_AVAILABLE RECORDS:_

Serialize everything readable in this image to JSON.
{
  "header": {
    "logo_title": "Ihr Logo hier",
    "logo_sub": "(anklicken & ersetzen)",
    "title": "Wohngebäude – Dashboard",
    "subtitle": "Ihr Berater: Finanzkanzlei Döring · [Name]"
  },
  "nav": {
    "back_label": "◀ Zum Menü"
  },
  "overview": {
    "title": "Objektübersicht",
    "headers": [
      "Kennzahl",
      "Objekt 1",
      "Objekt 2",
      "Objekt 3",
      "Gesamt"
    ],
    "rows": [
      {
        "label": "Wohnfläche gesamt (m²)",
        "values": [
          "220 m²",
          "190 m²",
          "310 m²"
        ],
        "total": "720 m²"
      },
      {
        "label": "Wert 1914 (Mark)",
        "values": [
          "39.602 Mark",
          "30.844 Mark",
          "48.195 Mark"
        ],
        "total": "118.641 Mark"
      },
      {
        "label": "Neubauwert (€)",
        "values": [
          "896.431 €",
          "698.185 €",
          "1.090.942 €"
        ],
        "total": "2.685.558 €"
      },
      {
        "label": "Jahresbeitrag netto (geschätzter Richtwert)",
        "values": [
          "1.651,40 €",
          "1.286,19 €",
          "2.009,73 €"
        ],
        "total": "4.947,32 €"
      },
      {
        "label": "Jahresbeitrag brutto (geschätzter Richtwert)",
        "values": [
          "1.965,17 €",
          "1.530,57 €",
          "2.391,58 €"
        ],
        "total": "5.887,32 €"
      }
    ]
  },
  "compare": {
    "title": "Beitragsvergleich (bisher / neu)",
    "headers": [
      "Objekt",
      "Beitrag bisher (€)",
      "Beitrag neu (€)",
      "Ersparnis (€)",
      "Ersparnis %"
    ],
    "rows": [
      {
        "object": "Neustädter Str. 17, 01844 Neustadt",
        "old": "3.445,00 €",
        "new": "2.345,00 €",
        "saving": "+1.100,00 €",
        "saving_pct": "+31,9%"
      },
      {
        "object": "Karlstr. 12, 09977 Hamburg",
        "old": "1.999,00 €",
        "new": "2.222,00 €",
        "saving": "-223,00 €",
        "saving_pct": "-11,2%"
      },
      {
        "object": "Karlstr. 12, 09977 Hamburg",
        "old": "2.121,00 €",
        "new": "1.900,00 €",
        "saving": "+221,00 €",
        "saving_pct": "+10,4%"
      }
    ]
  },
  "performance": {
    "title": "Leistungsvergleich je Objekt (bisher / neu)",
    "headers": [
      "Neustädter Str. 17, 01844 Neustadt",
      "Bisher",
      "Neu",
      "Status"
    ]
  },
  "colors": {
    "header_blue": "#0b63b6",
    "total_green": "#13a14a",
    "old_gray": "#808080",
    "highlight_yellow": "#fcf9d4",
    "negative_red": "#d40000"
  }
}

_TO DO:_ Reply with one number only, the count of lines above that hold the string "Mark".

_FULL OUTPUT:_ 5